> **Extract**:
⟨

| `bids`          | `list<struct<px:string, sz:string, n:uint32>>` | Bid levels, highest price first. `px` and `sz` are decimal strings for lossless precision; `n` is the order count at that level |
| `asks`          | `list<struct<px:string, sz:string, n:uint32>>` | Ask levels, lowest price first. Same field semantics as bids                                                                    |

**Why list-of-struct?** One row equals one complete snapshot, which matches how you'd think about the book. Parquet physically stores `bids.list.item.px`, `bids.list.item.sz`, and `bids.list.item.n` as separate columns under the hood — so column pruning still works. A query that only reads `bids[1].px` (the best bid over time) only loads that one physical column.

## Quick Start

### DuckDB

```sql
INSTALL httpfs;
LOAD httpfs;
SET s3_region = 'ap-northeast-1';

-- Best bid / best ask / spread / mid over the day
SELECT
    block_time_ms,
    CAST(bids[1].px AS DOUBLE) AS best_bid,
    CAST(asks[1].px AS DOUBLE) AS best_ask,
    CAST(asks[1].px AS DOUBLE) - CAST(bids[1].px AS DOUBLE) AS spread,
    (CAST(bids[1].px AS DOUBLE) + CAST(asks[1].px AS DOUBLE)) / 2 AS mid
FROM read_parquet('s3://hydromancer-reservoir/by_dex/hyperliquid/orderbook/1m/perps/date=2026-04-06/BTC.parquet')
ORDER BY block_time_ms;

-- Depth within 10 bps of mid (both sides, USD)
WITH snap AS (
    SELECT
        block_time_ms,
        (CAST(bids[1].px AS DOUBLE) + CAST(asks[1].px AS DOUBLE)) / 2 AS mid,
        bids, asks
    FROM read_parquet('s3://hydromancer-reservoir/by_dex/hyperliquid/orderbook/1m/perps/date=2026-04-06/BTC.parquet')
)
SELECT
    block_time_ms, mid,
    list_sum(list_transform(bids, b ->
        CASE WHEN CAST(b.px AS DOUBLE) >= mid * 0.999
             THEN CAST(b.sz AS DOUBLE) * CAST(b.px AS DOUBLE) ELSE 0 END
    )) AS bid_10bps_usd,
    list_sum(list_transform(asks, a ->
        CASE WHEN CAST(a.px AS DOUBLE) <= mid * 1.001
             THEN CAST(a.sz AS DOUBLE) * CAST(a.px AS DOUBLE) ELSE 0 END
    )) AS ask_10bps_usd
FROM snap
ORDER BY block_time_ms;

-- Multi-coin scan: average spread across the top native perps on a day
SELECT
    regexp_extract(filename, '/([^/]+)\.parquet$', 1) AS coin,
    AVG(CAST(asks[1].px AS DOUBLE) - CAST(bids[1].px AS DOUBLE)) AS avg_spread,
    AVG((CAST(bids[1].px AS DOUBLE) + CAST(asks[1].px AS DOUBLE)) / 2) AS avg_mid
FROM read_parquet(
    's3://hydromancer-reservoir/by_dex/hyperliquid/orderbook/1m/perps/date=2026-04-06/*.parquet',
    filename = true
)
GROUP BY coin
ORDER BY avg_mid DESC;

-- Multi-day query for a single coin
SELECT block_time_ms, bids[1].px AS best_bid, asks[1].px AS best_ask
FROM read_parquet('s3://hydromancer-reservoir/by_dex/hyperliquid/orderbook/1m/perps/date=*/BTC.parquet')

⟩

> **How to complete this task**: Resume the Hyperliquid order book data guide from its last line.

> **Raw data**:
⟨

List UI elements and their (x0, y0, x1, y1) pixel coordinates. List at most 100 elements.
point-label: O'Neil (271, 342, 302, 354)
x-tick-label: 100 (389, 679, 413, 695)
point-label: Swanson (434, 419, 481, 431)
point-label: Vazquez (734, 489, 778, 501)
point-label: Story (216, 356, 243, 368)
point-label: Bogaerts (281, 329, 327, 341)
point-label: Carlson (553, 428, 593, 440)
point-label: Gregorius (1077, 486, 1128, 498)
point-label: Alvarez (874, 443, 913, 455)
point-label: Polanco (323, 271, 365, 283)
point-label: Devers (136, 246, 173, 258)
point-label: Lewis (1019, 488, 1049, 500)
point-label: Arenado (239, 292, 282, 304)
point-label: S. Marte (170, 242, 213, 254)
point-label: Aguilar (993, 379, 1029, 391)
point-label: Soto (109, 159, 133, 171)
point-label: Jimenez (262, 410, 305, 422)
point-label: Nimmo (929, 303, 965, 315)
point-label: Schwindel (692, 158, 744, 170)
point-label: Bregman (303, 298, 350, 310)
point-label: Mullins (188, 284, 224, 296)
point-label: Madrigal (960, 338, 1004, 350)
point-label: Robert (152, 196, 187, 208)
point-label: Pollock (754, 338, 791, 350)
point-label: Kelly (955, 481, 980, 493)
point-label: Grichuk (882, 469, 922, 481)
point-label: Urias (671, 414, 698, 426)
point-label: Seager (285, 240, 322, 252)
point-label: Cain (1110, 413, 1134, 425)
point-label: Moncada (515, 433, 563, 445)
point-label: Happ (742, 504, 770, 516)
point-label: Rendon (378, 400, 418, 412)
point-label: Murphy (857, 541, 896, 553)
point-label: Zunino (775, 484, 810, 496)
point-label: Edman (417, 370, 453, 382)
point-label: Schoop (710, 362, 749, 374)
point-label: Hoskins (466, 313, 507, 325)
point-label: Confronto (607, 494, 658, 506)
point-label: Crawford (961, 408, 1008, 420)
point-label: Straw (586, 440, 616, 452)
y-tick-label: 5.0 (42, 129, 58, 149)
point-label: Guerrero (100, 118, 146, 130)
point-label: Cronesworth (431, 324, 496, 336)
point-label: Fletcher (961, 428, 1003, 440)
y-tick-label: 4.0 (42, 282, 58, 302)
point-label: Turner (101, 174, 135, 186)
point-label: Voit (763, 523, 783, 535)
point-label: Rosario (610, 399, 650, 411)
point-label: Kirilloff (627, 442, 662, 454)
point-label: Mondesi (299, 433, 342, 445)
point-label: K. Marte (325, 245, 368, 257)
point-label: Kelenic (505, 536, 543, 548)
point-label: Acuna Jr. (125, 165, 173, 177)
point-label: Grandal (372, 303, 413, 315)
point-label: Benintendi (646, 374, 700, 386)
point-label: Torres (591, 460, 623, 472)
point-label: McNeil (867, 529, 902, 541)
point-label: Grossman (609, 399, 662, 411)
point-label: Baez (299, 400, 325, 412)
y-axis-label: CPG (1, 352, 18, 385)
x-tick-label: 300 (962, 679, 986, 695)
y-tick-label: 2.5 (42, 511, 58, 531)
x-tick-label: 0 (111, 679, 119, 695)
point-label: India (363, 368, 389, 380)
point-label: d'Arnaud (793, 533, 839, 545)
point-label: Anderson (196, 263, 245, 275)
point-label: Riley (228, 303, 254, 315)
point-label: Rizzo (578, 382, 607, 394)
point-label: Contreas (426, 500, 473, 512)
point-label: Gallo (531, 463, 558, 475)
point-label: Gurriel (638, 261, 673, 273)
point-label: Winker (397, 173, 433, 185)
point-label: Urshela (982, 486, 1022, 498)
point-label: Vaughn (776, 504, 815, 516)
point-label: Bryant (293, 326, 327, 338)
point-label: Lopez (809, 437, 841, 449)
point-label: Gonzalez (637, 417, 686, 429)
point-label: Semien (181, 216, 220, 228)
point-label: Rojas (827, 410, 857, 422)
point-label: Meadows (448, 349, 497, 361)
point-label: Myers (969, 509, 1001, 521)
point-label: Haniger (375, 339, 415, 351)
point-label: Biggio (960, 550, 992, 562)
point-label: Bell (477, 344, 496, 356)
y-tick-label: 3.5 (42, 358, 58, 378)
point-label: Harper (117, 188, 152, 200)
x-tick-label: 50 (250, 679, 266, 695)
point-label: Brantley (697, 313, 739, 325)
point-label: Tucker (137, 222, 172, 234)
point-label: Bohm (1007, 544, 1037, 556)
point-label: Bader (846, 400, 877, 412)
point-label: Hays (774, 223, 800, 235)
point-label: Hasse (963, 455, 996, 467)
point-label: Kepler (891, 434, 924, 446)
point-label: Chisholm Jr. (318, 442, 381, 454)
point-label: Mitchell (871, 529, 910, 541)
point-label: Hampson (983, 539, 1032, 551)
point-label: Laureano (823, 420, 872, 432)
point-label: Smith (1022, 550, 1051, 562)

⟩

> **Task answer**:
WHERE block_time_ms BETWEEN 1775347200000 AND 1775606400000
ORDER BY block_time_ms;
```

### Polars

```python
import polars as pl

# Best bid / best ask / spread
df = pl.scan_parquet(
    "s3://hydromancer-reservoir/by_dex/hyperliquid/orderbook/1m/perps/date=2026-04-06/BTC.parquet"
).select([
    pl.col("block_time_ms"),
    pl.col("bids").list.first().struct.field("px").cast(pl.Float64).alias("best_bid"),
    pl.col("asks").list.first().struct.field("px").cast(pl.Float64).alias("best_ask"),
]).with_columns(
    spread=pl.col("best_ask") - pl.col("best_bid"),
    mid=(pl.col("best_bid") + pl.col("best_ask")) / 2,
).collect()

# Explode to long format (one row per level) if you prefer
long = pl.scan_parquet(
    "s3://hydromancer-reservoir/by_dex/hyperliquid/orderbook/1m/perps/date=2026-04-06/BTC.parquet"
).select([
    pl.col("block_time_ms"),
    pl.col("bids"),
]).explode("bids").unnest("bids").collect()
# columns: block_time_ms, px, sz, n
```

## Notes

* **Time ordering.** Rows within each file are written in block order. You can iterate without sorting for streaming reconstructions.
* **Missing levels.** If a side of the book has fewer than 20 populated price levels, the list simply contains fewer elements — no padding with zero/null entries.
* **Dex prefixes.** The path's `{dex}` segment is the authoritative dex identifier. HIP-3 coin names do **not** include the `dex:` prefix here — e.g. a Trade\[XYZ] file for `NVDA` lives at `by_dex/xyz/orderbook/1m/perps/date=…/NVDA.parquet`.
* **Scale.** For context, a busy day for 602 markets produces \~866K rows total per day across all coins in the 1m cadence, roughly \~90 MB compressed.